TASK OBJECTIVE: Repeat, exactly and in full, the lines of the listing below, but without any pictures.

::::::

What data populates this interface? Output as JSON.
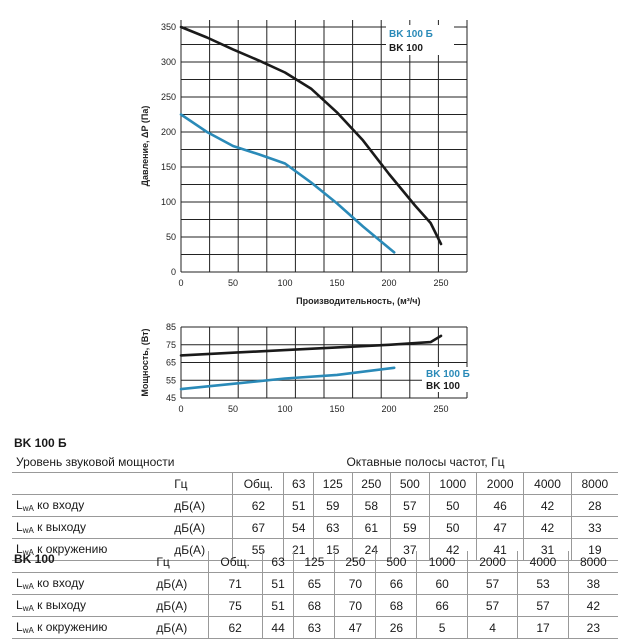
{
  "chart_data": [
    {
      "type": "line",
      "xlabel": "Производительность, (м³/ч)",
      "ylabel": "Давление, ΔP (Па)",
      "xlim": [
        0,
        275
      ],
      "ylim": [
        0,
        360
      ],
      "xticks": [
        0,
        50,
        100,
        150,
        200,
        250
      ],
      "yticks": [
        0,
        50,
        100,
        150,
        200,
        250,
        300,
        350
      ],
      "grid": true,
      "legend_position": "top-right",
      "series": [
        {
          "name": "BK 100 Б",
          "color": "#2a8ab8",
          "x": [
            0,
            25,
            50,
            75,
            100,
            125,
            150,
            175,
            205
          ],
          "y": [
            225,
            200,
            180,
            168,
            155,
            128,
            98,
            65,
            28
          ]
        },
        {
          "name": "BK 100",
          "color": "#1a1a1a",
          "x": [
            0,
            25,
            50,
            75,
            100,
            125,
            150,
            175,
            200,
            225,
            240,
            250
          ],
          "y": [
            350,
            335,
            318,
            302,
            285,
            262,
            228,
            188,
            140,
            95,
            70,
            40
          ]
        }
      ]
    },
    {
      "type": "line",
      "ylabel": "Мощность, (Вт)",
      "xlim": [
        0,
        275
      ],
      "ylim": [
        45,
        85
      ],
      "xticks": [
        0,
        50,
        100,
        150,
        200,
        250
      ],
      "yticks": [
        45,
        55,
        65,
        75,
        85
      ],
      "grid": true,
      "legend_position": "bottom-right",
      "series": [
        {
          "name": "BK 100 Б",
          "color": "#2a8ab8",
          "x": [
            0,
            50,
            100,
            150,
            205
          ],
          "y": [
            50,
            53,
            56,
            58,
            62
          ]
        },
        {
          "name": "BK 100",
          "color": "#1a1a1a",
          "x": [
            0,
            50,
            100,
            150,
            200,
            240,
            250
          ],
          "y": [
            69,
            70.5,
            72,
            73.5,
            75,
            76.5,
            80
          ]
        }
      ]
    }
  ],
  "tables": [
    {
      "title": "BK 100 Б",
      "header_left": "Уровень звуковой мощности",
      "header_right": "Октавные полосы частот, Гц",
      "freq_label": "Гц",
      "freqs": [
        "Общ.",
        "63",
        "125",
        "250",
        "500",
        "1000",
        "2000",
        "4000",
        "8000"
      ],
      "rows": [
        {
          "label": "ко входу",
          "unit": "дБ(А)",
          "values": [
            "62",
            "51",
            "59",
            "58",
            "57",
            "50",
            "46",
            "42",
            "28"
          ]
        },
        {
          "label": "к выходу",
          "unit": "дБ(А)",
          "values": [
            "67",
            "54",
            "63",
            "61",
            "59",
            "50",
            "47",
            "42",
            "33"
          ]
        },
        {
          "label": "к окружению",
          "unit": "дБ(А)",
          "values": [
            "55",
            "21",
            "15",
            "24",
            "37",
            "42",
            "41",
            "31",
            "19"
          ]
        }
      ]
    },
    {
      "title": "BK 100",
      "freq_label": "Гц",
      "freqs": [
        "Общ.",
        "63",
        "125",
        "250",
        "500",
        "1000",
        "2000",
        "4000",
        "8000"
      ],
      "rows": [
        {
          "label": "ко входу",
          "unit": "дБ(А)",
          "values": [
            "71",
            "51",
            "65",
            "70",
            "66",
            "60",
            "57",
            "53",
            "38"
          ]
        },
        {
          "label": "к выходу",
          "unit": "дБ(А)",
          "values": [
            "75",
            "51",
            "68",
            "70",
            "68",
            "66",
            "57",
            "57",
            "42"
          ]
        },
        {
          "label": "к окружению",
          "unit": "дБ(А)",
          "values": [
            "62",
            "44",
            "63",
            "47",
            "26",
            "5",
            "4",
            "17",
            "23"
          ]
        }
      ]
    }
  ],
  "lwa_prefix": "L",
  "lwa_sub": "wA"
}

::::::

THE OUTPUT:
What data populates this interface? Output as JSON.
{
  "chart_data": [
    {
      "type": "line",
      "xlabel": "Производительность, (м³/ч)",
      "ylabel": "Давление, ΔP (Па)",
      "xlim": [
        0,
        275
      ],
      "ylim": [
        0,
        360
      ],
      "xticks": [
        0,
        50,
        100,
        150,
        200,
        250
      ],
      "yticks": [
        0,
        50,
        100,
        150,
        200,
        250,
        300,
        350
      ],
      "grid": true,
      "legend_position": "top-right",
      "series": [
        {
          "name": "BK 100 Б",
          "color": "#2a8ab8",
          "x": [
            0,
            25,
            50,
            75,
            100,
            125,
            150,
            175,
            205
          ],
          "y": [
            225,
            200,
            180,
            168,
            155,
            128,
            98,
            65,
            28
          ]
        },
        {
          "name": "BK 100",
          "color": "#1a1a1a",
          "x": [
            0,
            25,
            50,
            75,
            100,
            125,
            150,
            175,
            200,
            225,
            240,
            250
          ],
          "y": [
            350,
            335,
            318,
            302,
            285,
            262,
            228,
            188,
            140,
            95,
            70,
            40
          ]
        }
      ]
    },
    {
      "type": "line",
      "ylabel": "Мощность, (Вт)",
      "xlim": [
        0,
        275
      ],
      "ylim": [
        45,
        85
      ],
      "xticks": [
        0,
        50,
        100,
        150,
        200,
        250
      ],
      "yticks": [
        45,
        55,
        65,
        75,
        85
      ],
      "grid": true,
      "legend_position": "bottom-right",
      "series": [
        {
          "name": "BK 100 Б",
          "color": "#2a8ab8",
          "x": [
            0,
            50,
            100,
            150,
            205
          ],
          "y": [
            50,
            53,
            56,
            58,
            62
          ]
        },
        {
          "name": "BK 100",
          "color": "#1a1a1a",
          "x": [
            0,
            50,
            100,
            150,
            200,
            240,
            250
          ],
          "y": [
            69,
            70.5,
            72,
            73.5,
            75,
            76.5,
            80
          ]
        }
      ]
    }
  ],
  "tables": [
    {
      "title": "BK 100 Б",
      "header_left": "Уровень звуковой мощности",
      "header_right": "Октавные полосы частот, Гц",
      "freq_label": "Гц",
      "freqs": [
        "Общ.",
        "63",
        "125",
        "250",
        "500",
        "1000",
        "2000",
        "4000",
        "8000"
      ],
      "rows": [
        {
          "label": "ко входу",
          "unit": "дБ(А)",
          "values": [
            "62",
            "51",
            "59",
            "58",
            "57",
            "50",
            "46",
            "42",
            "28"
          ]
        },
        {
          "label": "к выходу",
          "unit": "дБ(А)",
          "values": [
            "67",
            "54",
            "63",
            "61",
            "59",
            "50",
            "47",
            "42",
            "33"
          ]
        },
        {
          "label": "к окружению",
          "unit": "дБ(А)",
          "values": [
            "55",
            "21",
            "15",
            "24",
            "37",
            "42",
            "41",
            "31",
            "19"
          ]
        }
      ]
    },
    {
      "title": "BK 100",
      "freq_label": "Гц",
      "freqs": [
        "Общ.",
        "63",
        "125",
        "250",
        "500",
        "1000",
        "2000",
        "4000",
        "8000"
      ],
      "rows": [
        {
          "label": "ко входу",
          "unit": "дБ(А)",
          "values": [
            "71",
            "51",
            "65",
            "70",
            "66",
            "60",
            "57",
            "53",
            "38"
          ]
        },
        {
          "label": "к выходу",
          "unit": "дБ(А)",
          "values": [
            "75",
            "51",
            "68",
            "70",
            "68",
            "66",
            "57",
            "57",
            "42"
          ]
        },
        {
          "label": "к окружению",
          "unit": "дБ(А)",
          "values": [
            "62",
            "44",
            "63",
            "47",
            "26",
            "5",
            "4",
            "17",
            "23"
          ]
        }
      ]
    }
  ],
  "lwa_prefix": "L",
  "lwa_sub": "wA"
}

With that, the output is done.